↓↓↓

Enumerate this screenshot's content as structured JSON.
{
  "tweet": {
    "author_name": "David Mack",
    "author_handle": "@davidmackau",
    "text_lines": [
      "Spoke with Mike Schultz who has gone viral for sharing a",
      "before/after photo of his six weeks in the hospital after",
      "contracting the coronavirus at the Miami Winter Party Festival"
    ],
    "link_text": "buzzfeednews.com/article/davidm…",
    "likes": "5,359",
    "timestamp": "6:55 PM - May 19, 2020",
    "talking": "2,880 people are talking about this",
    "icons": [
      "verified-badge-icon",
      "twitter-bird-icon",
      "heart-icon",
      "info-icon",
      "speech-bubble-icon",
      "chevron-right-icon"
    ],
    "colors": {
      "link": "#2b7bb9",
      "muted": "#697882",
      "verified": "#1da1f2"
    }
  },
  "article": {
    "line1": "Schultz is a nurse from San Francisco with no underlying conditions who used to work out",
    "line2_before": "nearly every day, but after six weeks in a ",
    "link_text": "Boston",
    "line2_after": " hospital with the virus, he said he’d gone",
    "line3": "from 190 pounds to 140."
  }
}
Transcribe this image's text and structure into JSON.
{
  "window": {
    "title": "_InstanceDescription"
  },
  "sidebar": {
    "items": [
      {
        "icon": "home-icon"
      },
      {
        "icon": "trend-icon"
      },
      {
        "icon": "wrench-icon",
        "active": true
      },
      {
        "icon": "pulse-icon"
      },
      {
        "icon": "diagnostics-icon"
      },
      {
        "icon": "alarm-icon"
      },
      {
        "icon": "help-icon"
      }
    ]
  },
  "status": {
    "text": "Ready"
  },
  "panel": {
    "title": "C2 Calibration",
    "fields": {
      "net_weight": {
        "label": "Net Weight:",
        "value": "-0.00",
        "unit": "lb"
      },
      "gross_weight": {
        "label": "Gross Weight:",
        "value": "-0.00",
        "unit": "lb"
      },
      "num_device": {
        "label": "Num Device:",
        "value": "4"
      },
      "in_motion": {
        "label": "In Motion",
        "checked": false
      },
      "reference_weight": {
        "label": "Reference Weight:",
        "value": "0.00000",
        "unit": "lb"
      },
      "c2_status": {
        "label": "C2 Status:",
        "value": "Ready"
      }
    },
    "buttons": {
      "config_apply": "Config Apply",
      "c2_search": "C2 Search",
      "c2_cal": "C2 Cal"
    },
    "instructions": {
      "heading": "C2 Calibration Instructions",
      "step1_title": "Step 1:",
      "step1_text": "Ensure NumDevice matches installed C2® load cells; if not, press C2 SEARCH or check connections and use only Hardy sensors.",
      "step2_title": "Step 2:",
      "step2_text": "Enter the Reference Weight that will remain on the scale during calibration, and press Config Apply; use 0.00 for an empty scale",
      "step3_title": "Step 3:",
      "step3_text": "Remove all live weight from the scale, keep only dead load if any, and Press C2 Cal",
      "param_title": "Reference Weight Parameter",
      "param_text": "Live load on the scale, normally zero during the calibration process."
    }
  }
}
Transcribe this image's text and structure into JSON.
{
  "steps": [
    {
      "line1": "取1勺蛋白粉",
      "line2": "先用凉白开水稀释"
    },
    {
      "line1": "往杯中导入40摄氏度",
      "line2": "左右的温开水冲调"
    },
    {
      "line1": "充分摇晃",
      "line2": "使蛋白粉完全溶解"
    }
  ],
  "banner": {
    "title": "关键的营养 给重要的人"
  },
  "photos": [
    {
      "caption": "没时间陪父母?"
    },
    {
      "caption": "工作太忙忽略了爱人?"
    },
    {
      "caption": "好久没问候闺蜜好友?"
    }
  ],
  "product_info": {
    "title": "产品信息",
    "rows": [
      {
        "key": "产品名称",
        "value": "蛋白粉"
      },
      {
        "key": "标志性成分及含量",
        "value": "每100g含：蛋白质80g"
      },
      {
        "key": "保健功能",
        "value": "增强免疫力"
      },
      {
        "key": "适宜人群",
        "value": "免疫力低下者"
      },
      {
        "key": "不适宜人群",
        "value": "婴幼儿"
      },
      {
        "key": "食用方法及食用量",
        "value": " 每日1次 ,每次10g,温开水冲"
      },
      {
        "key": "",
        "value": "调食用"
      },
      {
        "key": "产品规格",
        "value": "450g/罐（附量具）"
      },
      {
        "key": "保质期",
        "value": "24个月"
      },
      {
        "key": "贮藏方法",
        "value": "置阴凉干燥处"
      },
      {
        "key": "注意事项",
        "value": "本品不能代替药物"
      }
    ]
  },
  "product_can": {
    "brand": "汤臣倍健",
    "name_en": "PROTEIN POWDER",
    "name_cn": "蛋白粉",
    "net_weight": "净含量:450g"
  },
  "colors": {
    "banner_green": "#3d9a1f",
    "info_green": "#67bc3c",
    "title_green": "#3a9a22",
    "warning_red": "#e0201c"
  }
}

↑↑↑

Exercise description: Nothing is to be left out. Repeat the whole listing exactly.

Result for this task:
Enumerate this screenshot's content as structured JSON.
{
  "tweet": {
    "author_name": "David Mack",
    "author_handle": "@davidmackau",
    "text_lines": [
      "Spoke with Mike Schultz who has gone viral for sharing a",
      "before/after photo of his six weeks in the hospital after",
      "contracting the coronavirus at the Miami Winter Party Festival"
    ],
    "link_text": "buzzfeednews.com/article/davidm…",
    "likes": "5,359",
    "timestamp": "6:55 PM - May 19, 2020",
    "talking": "2,880 people are talking about this",
    "icons": [
      "verified-badge-icon",
      "twitter-bird-icon",
      "heart-icon",
      "info-icon",
      "speech-bubble-icon",
      "chevron-right-icon"
    ],
    "colors": {
      "link": "#2b7bb9",
      "muted": "#697882",
      "verified": "#1da1f2"
    }
  },
  "article": {
    "line1": "Schultz is a nurse from San Francisco with no underlying conditions who used to work out",
    "line2_before": "nearly every day, but after six weeks in a ",
    "link_text": "Boston",
    "line2_after": " hospital with the virus, he said he’d gone",
    "line3": "from 190 pounds to 140."
  }
}
Transcribe this image's text and structure into JSON.
{
  "window": {
    "title": "_InstanceDescription"
  },
  "sidebar": {
    "items": [
      {
        "icon": "home-icon"
      },
      {
        "icon": "trend-icon"
      },
      {
        "icon": "wrench-icon",
        "active": true
      },
      {
        "icon": "pulse-icon"
      },
      {
        "icon": "diagnostics-icon"
      },
      {
        "icon": "alarm-icon"
      },
      {
        "icon": "help-icon"
      }
    ]
  },
  "status": {
    "text": "Ready"
  },
  "panel": {
    "title": "C2 Calibration",
    "fields": {
      "net_weight": {
        "label": "Net Weight:",
        "value": "-0.00",
        "unit": "lb"
      },
      "gross_weight": {
        "label": "Gross Weight:",
        "value": "-0.00",
        "unit": "lb"
      },
      "num_device": {
        "label": "Num Device:",
        "value": "4"
      },
      "in_motion": {
        "label": "In Motion",
        "checked": false
      },
      "reference_weight": {
        "label": "Reference Weight:",
        "value": "0.00000",
        "unit": "lb"
      },
      "c2_status": {
        "label": "C2 Status:",
        "value": "Ready"
      }
    },
    "buttons": {
      "config_apply": "Config Apply",
      "c2_search": "C2 Search",
      "c2_cal": "C2 Cal"
    },
    "instructions": {
      "heading": "C2 Calibration Instructions",
      "step1_title": "Step 1:",
      "step1_text": "Ensure NumDevice matches installed C2® load cells; if not, press C2 SEARCH or check connections and use only Hardy sensors.",
      "step2_title": "Step 2:",
      "step2_text": "Enter the Reference Weight that will remain on the scale during calibration, and press Config Apply; use 0.00 for an empty scale",
      "step3_title": "Step 3:",
      "step3_text": "Remove all live weight from the scale, keep only dead load if any, and Press C2 Cal",
      "param_title": "Reference Weight Parameter",
      "param_text": "Live load on the scale, normally zero during the calibration process."
    }
  }
}
Transcribe this image's text and structure into JSON.
{
  "steps": [
    {
      "line1": "取1勺蛋白粉",
      "line2": "先用凉白开水稀释"
    },
    {
      "line1": "往杯中导入40摄氏度",
      "line2": "左右的温开水冲调"
    },
    {
      "line1": "充分摇晃",
      "line2": "使蛋白粉完全溶解"
    }
  ],
  "banner": {
    "title": "关键的营养 给重要的人"
  },
  "photos": [
    {
      "caption": "没时间陪父母?"
    },
    {
      "caption": "工作太忙忽略了爱人?"
    },
    {
      "caption": "好久没问候闺蜜好友?"
    }
  ],
  "product_info": {
    "title": "产品信息",
    "rows": [
      {
        "key": "产品名称",
        "value": "蛋白粉"
      },
      {
        "key": "标志性成分及含量",
        "value": "每100g含：蛋白质80g"
      },
      {
        "key": "保健功能",
        "value": "增强免疫力"
      },
      {
        "key": "适宜人群",
        "value": "免疫力低下者"
      },
      {
        "key": "不适宜人群",
        "value": "婴幼儿"
      },
      {
        "key": "食用方法及食用量",
        "value": " 每日1次 ,每次10g,温开水冲"
      },
      {
        "key": "",
        "value": "调食用"
      },
      {
        "key": "产品规格",
        "value": "450g/罐（附量具）"
      },
      {
        "key": "保质期",
        "value": "24个月"
      },
      {
        "key": "贮藏方法",
        "value": "置阴凉干燥处"
      },
      {
        "key": "注意事项",
        "value": "本品不能代替药物"
      }
    ]
  },
  "product_can": {
    "brand": "汤臣倍健",
    "name_en": "PROTEIN POWDER",
    "name_cn": "蛋白粉",
    "net_weight": "净含量:450g"
  },
  "colors": {
    "banner_green": "#3d9a1f",
    "info_green": "#67bc3c",
    "title_green": "#3a9a22",
    "warning_red": "#e0201c"
  }
}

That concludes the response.